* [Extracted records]
--*--

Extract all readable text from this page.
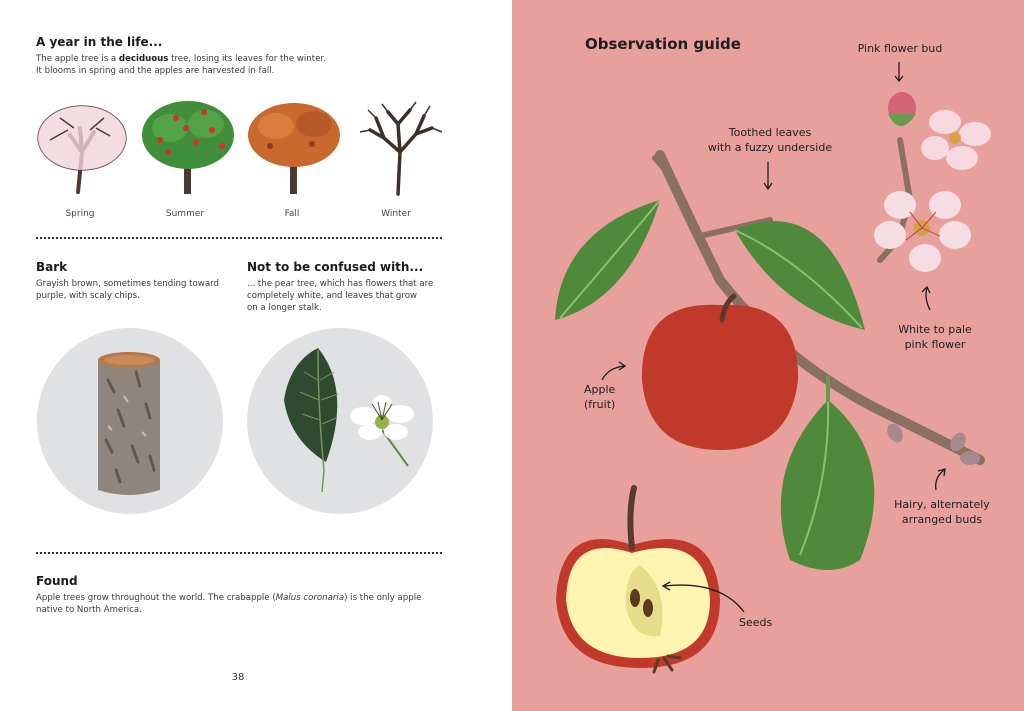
A year in the life...
The apple tree is a deciduous tree, losing its leaves for the winter.
It blooms in spring and the apples are harvested in fall.
Spring	Summer	Fall	Winter
Bark
Grayish brown, sometimes tending toward
purple, with scaly chips.
Not to be confused with...
... the pear tree, which has flowers that are
completely white, and leaves that grow
on a longer stalk.
Found
Apple trees grow throughout the world. The crabapple (Malus coronaria) is the only apple
native to North America.
38
Observation guide	Pink flower bud
Toothed leaves
with a fuzzy underside
Apple
(fruit)
White to pale
pink flower
Hairy, alternately
arranged buds
Seeds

--*--

* [WRITTEN PROBLEM] From the records above, copy every line that holds the word "with".

* [EXERCISE OUTPUT]
purple, with scaly chips.
Not to be confused with...
with a fuzzy underside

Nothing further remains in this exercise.